◆ Your goal: Would you return the complete listing below word for word?

◆ Recorded data:
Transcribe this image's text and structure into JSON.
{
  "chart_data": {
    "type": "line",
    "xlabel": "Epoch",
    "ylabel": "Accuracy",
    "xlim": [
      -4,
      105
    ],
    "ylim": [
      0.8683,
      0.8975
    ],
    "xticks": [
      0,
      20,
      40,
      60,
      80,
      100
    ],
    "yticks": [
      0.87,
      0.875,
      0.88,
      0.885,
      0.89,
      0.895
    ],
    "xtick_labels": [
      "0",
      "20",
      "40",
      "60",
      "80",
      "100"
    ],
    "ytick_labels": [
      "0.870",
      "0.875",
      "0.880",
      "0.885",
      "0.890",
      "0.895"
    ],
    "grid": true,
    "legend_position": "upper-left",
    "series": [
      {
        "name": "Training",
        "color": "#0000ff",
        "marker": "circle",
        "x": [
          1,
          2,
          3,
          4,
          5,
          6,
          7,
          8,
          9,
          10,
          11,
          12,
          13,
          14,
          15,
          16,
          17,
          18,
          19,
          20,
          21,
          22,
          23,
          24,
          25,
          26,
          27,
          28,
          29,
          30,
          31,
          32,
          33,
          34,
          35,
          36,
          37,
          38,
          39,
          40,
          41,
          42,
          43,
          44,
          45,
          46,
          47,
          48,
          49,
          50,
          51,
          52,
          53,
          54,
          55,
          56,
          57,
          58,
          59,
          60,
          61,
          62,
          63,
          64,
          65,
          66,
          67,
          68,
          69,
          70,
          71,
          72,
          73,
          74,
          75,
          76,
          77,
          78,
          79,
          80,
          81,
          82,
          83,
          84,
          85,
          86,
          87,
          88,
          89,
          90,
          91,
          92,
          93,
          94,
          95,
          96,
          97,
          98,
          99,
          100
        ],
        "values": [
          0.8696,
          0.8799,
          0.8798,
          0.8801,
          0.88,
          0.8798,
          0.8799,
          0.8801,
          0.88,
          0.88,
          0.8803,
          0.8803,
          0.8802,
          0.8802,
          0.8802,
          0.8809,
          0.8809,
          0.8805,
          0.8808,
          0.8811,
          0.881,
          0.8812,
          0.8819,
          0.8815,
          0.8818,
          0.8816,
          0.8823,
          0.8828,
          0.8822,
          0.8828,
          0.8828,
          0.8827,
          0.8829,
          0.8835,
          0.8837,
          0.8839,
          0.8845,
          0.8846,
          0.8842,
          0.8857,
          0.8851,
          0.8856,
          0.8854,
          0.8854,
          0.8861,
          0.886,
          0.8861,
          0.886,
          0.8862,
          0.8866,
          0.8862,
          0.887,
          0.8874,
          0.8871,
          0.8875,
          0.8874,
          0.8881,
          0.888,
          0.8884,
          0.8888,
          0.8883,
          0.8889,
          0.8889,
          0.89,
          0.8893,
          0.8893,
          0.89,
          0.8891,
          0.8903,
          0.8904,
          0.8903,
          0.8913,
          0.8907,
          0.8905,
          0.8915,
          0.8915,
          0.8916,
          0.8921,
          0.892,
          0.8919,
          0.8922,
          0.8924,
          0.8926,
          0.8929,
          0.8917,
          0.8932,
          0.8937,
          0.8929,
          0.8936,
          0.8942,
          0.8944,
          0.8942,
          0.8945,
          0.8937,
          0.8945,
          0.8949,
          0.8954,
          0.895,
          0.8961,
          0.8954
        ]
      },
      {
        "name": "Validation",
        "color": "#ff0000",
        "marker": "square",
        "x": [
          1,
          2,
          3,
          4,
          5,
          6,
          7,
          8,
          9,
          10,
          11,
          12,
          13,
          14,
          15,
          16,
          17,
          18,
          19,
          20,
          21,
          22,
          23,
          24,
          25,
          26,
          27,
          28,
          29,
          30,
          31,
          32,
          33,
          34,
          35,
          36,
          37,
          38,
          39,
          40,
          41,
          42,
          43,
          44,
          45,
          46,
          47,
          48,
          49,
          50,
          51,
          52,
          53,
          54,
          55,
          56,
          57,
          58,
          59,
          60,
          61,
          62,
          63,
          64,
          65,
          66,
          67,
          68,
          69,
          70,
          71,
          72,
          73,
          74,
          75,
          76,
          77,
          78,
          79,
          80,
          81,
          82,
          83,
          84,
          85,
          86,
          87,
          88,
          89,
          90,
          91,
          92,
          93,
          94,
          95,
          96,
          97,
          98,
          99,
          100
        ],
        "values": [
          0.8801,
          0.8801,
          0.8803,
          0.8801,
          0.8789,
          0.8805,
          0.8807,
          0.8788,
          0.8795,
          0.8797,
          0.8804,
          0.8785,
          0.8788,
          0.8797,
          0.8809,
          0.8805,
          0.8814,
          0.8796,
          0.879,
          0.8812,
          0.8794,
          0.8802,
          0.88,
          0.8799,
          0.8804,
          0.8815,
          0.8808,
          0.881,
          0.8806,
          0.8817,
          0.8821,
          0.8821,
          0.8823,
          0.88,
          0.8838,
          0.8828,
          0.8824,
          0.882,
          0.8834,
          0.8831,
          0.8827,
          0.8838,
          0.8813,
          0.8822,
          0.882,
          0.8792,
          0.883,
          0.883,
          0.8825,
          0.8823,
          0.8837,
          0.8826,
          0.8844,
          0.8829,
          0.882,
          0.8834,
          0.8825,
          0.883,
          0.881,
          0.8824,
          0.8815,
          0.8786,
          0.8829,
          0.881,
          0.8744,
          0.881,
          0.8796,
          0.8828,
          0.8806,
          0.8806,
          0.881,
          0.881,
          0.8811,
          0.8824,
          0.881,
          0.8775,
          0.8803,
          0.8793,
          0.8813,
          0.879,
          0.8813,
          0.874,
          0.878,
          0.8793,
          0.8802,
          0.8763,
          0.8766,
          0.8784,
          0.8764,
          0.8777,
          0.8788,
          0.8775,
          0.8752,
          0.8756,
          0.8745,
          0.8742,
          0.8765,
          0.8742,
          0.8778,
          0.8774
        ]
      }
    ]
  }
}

◆ Answer to the problem:
Transcribe this image's text and structure into JSON.
{
  "chart_data": {
    "type": "line",
    "xlabel": "Epoch",
    "ylabel": "Accuracy",
    "xlim": [
      -4,
      105
    ],
    "ylim": [
      0.8683,
      0.8975
    ],
    "xticks": [
      0,
      20,
      40,
      60,
      80,
      100
    ],
    "yticks": [
      0.87,
      0.875,
      0.88,
      0.885,
      0.89,
      0.895
    ],
    "xtick_labels": [
      "0",
      "20",
      "40",
      "60",
      "80",
      "100"
    ],
    "ytick_labels": [
      "0.870",
      "0.875",
      "0.880",
      "0.885",
      "0.890",
      "0.895"
    ],
    "grid": true,
    "legend_position": "upper-left",
    "series": [
      {
        "name": "Training",
        "color": "#0000ff",
        "marker": "circle",
        "x": [
          1,
          2,
          3,
          4,
          5,
          6,
          7,
          8,
          9,
          10,
          11,
          12,
          13,
          14,
          15,
          16,
          17,
          18,
          19,
          20,
          21,
          22,
          23,
          24,
          25,
          26,
          27,
          28,
          29,
          30,
          31,
          32,
          33,
          34,
          35,
          36,
          37,
          38,
          39,
          40,
          41,
          42,
          43,
          44,
          45,
          46,
          47,
          48,
          49,
          50,
          51,
          52,
          53,
          54,
          55,
          56,
          57,
          58,
          59,
          60,
          61,
          62,
          63,
          64,
          65,
          66,
          67,
          68,
          69,
          70,
          71,
          72,
          73,
          74,
          75,
          76,
          77,
          78,
          79,
          80,
          81,
          82,
          83,
          84,
          85,
          86,
          87,
          88,
          89,
          90,
          91,
          92,
          93,
          94,
          95,
          96,
          97,
          98,
          99,
          100
        ],
        "values": [
          0.8696,
          0.8799,
          0.8798,
          0.8801,
          0.88,
          0.8798,
          0.8799,
          0.8801,
          0.88,
          0.88,
          0.8803,
          0.8803,
          0.8802,
          0.8802,
          0.8802,
          0.8809,
          0.8809,
          0.8805,
          0.8808,
          0.8811,
          0.881,
          0.8812,
          0.8819,
          0.8815,
          0.8818,
          0.8816,
          0.8823,
          0.8828,
          0.8822,
          0.8828,
          0.8828,
          0.8827,
          0.8829,
          0.8835,
          0.8837,
          0.8839,
          0.8845,
          0.8846,
          0.8842,
          0.8857,
          0.8851,
          0.8856,
          0.8854,
          0.8854,
          0.8861,
          0.886,
          0.8861,
          0.886,
          0.8862,
          0.8866,
          0.8862,
          0.887,
          0.8874,
          0.8871,
          0.8875,
          0.8874,
          0.8881,
          0.888,
          0.8884,
          0.8888,
          0.8883,
          0.8889,
          0.8889,
          0.89,
          0.8893,
          0.8893,
          0.89,
          0.8891,
          0.8903,
          0.8904,
          0.8903,
          0.8913,
          0.8907,
          0.8905,
          0.8915,
          0.8915,
          0.8916,
          0.8921,
          0.892,
          0.8919,
          0.8922,
          0.8924,
          0.8926,
          0.8929,
          0.8917,
          0.8932,
          0.8937,
          0.8929,
          0.8936,
          0.8942,
          0.8944,
          0.8942,
          0.8945,
          0.8937,
          0.8945,
          0.8949,
          0.8954,
          0.895,
          0.8961,
          0.8954
        ]
      },
      {
        "name": "Validation",
        "color": "#ff0000",
        "marker": "square",
        "x": [
          1,
          2,
          3,
          4,
          5,
          6,
          7,
          8,
          9,
          10,
          11,
          12,
          13,
          14,
          15,
          16,
          17,
          18,
          19,
          20,
          21,
          22,
          23,
          24,
          25,
          26,
          27,
          28,
          29,
          30,
          31,
          32,
          33,
          34,
          35,
          36,
          37,
          38,
          39,
          40,
          41,
          42,
          43,
          44,
          45,
          46,
          47,
          48,
          49,
          50,
          51,
          52,
          53,
          54,
          55,
          56,
          57,
          58,
          59,
          60,
          61,
          62,
          63,
          64,
          65,
          66,
          67,
          68,
          69,
          70,
          71,
          72,
          73,
          74,
          75,
          76,
          77,
          78,
          79,
          80,
          81,
          82,
          83,
          84,
          85,
          86,
          87,
          88,
          89,
          90,
          91,
          92,
          93,
          94,
          95,
          96,
          97,
          98,
          99,
          100
        ],
        "values": [
          0.8801,
          0.8801,
          0.8803,
          0.8801,
          0.8789,
          0.8805,
          0.8807,
          0.8788,
          0.8795,
          0.8797,
          0.8804,
          0.8785,
          0.8788,
          0.8797,
          0.8809,
          0.8805,
          0.8814,
          0.8796,
          0.879,
          0.8812,
          0.8794,
          0.8802,
          0.88,
          0.8799,
          0.8804,
          0.8815,
          0.8808,
          0.881,
          0.8806,
          0.8817,
          0.8821,
          0.8821,
          0.8823,
          0.88,
          0.8838,
          0.8828,
          0.8824,
          0.882,
          0.8834,
          0.8831,
          0.8827,
          0.8838,
          0.8813,
          0.8822,
          0.882,
          0.8792,
          0.883,
          0.883,
          0.8825,
          0.8823,
          0.8837,
          0.8826,
          0.8844,
          0.8829,
          0.882,
          0.8834,
          0.8825,
          0.883,
          0.881,
          0.8824,
          0.8815,
          0.8786,
          0.8829,
          0.881,
          0.8744,
          0.881,
          0.8796,
          0.8828,
          0.8806,
          0.8806,
          0.881,
          0.881,
          0.8811,
          0.8824,
          0.881,
          0.8775,
          0.8803,
          0.8793,
          0.8813,
          0.879,
          0.8813,
          0.874,
          0.878,
          0.8793,
          0.8802,
          0.8763,
          0.8766,
          0.8784,
          0.8764,
          0.8777,
          0.8788,
          0.8775,
          0.8752,
          0.8756,
          0.8745,
          0.8742,
          0.8765,
          0.8742,
          0.8778,
          0.8774
        ]
      }
    ]
  }
}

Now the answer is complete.